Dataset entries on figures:
· · ·

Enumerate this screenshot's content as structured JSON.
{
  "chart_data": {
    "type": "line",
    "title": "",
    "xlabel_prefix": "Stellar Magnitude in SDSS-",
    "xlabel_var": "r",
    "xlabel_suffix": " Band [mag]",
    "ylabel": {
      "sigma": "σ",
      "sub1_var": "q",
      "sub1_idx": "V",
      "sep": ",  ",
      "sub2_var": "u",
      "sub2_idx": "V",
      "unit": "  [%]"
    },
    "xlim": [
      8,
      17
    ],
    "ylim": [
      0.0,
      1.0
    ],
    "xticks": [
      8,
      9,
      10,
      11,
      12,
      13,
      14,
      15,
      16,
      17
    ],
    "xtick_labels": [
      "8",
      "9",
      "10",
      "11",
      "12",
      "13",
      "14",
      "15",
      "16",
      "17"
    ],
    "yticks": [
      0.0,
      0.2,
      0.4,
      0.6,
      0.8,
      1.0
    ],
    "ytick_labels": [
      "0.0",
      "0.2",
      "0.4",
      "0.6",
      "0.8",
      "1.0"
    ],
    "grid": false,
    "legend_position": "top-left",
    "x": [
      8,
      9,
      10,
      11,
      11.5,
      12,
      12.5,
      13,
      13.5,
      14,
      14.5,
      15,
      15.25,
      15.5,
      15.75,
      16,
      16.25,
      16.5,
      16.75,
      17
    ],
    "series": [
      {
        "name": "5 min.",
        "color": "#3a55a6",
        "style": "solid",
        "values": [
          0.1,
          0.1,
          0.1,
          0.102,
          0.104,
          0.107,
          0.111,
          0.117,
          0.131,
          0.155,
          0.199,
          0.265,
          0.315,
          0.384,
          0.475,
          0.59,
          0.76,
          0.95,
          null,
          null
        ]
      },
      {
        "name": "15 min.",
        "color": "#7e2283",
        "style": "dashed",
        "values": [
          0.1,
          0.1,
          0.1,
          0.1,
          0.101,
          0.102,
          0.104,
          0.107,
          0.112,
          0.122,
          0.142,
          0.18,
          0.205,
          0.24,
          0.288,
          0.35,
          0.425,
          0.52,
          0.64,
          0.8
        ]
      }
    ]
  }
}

· · ·

## Task brief:
Copy all the lines, exactly.

## Task result:
Enumerate this screenshot's content as structured JSON.
{
  "chart_data": {
    "type": "line",
    "title": "",
    "xlabel_prefix": "Stellar Magnitude in SDSS-",
    "xlabel_var": "r",
    "xlabel_suffix": " Band [mag]",
    "ylabel": {
      "sigma": "σ",
      "sub1_var": "q",
      "sub1_idx": "V",
      "sep": ",  ",
      "sub2_var": "u",
      "sub2_idx": "V",
      "unit": "  [%]"
    },
    "xlim": [
      8,
      17
    ],
    "ylim": [
      0.0,
      1.0
    ],
    "xticks": [
      8,
      9,
      10,
      11,
      12,
      13,
      14,
      15,
      16,
      17
    ],
    "xtick_labels": [
      "8",
      "9",
      "10",
      "11",
      "12",
      "13",
      "14",
      "15",
      "16",
      "17"
    ],
    "yticks": [
      0.0,
      0.2,
      0.4,
      0.6,
      0.8,
      1.0
    ],
    "ytick_labels": [
      "0.0",
      "0.2",
      "0.4",
      "0.6",
      "0.8",
      "1.0"
    ],
    "grid": false,
    "legend_position": "top-left",
    "x": [
      8,
      9,
      10,
      11,
      11.5,
      12,
      12.5,
      13,
      13.5,
      14,
      14.5,
      15,
      15.25,
      15.5,
      15.75,
      16,
      16.25,
      16.5,
      16.75,
      17
    ],
    "series": [
      {
        "name": "5 min.",
        "color": "#3a55a6",
        "style": "solid",
        "values": [
          0.1,
          0.1,
          0.1,
          0.102,
          0.104,
          0.107,
          0.111,
          0.117,
          0.131,
          0.155,
          0.199,
          0.265,
          0.315,
          0.384,
          0.475,
          0.59,
          0.76,
          0.95,
          null,
          null
        ]
      },
      {
        "name": "15 min.",
        "color": "#7e2283",
        "style": "dashed",
        "values": [
          0.1,
          0.1,
          0.1,
          0.1,
          0.101,
          0.102,
          0.104,
          0.107,
          0.112,
          0.122,
          0.142,
          0.18,
          0.205,
          0.24,
          0.288,
          0.35,
          0.425,
          0.52,
          0.64,
          0.8
        ]
      }
    ]
  }
}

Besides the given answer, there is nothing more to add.